### [OBJECTIVE]
Repeat everything in the material exactly.
[START OF RECORDS SUPPLIED]
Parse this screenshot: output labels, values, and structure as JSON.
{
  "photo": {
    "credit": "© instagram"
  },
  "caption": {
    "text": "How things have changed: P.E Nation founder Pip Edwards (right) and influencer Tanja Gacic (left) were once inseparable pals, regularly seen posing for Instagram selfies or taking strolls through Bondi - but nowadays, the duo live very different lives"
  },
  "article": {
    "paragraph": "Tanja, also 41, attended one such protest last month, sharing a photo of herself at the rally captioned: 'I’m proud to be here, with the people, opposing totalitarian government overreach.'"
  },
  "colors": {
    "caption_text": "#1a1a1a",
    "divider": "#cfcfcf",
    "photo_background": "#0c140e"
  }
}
[END OF RECORDS SUPPLIED]
### [COMPLETED TASK]
Parse this screenshot: output labels, values, and structure as JSON.
{
  "photo": {
    "credit": "© instagram"
  },
  "caption": {
    "text": "How things have changed: P.E Nation founder Pip Edwards (right) and influencer Tanja Gacic (left) were once inseparable pals, regularly seen posing for Instagram selfies or taking strolls through Bondi - but nowadays, the duo live very different lives"
  },
  "article": {
    "paragraph": "Tanja, also 41, attended one such protest last month, sharing a photo of herself at the rally captioned: 'I’m proud to be here, with the people, opposing totalitarian government overreach.'"
  },
  "colors": {
    "caption_text": "#1a1a1a",
    "divider": "#cfcfcf",
    "photo_background": "#0c140e"
  }
}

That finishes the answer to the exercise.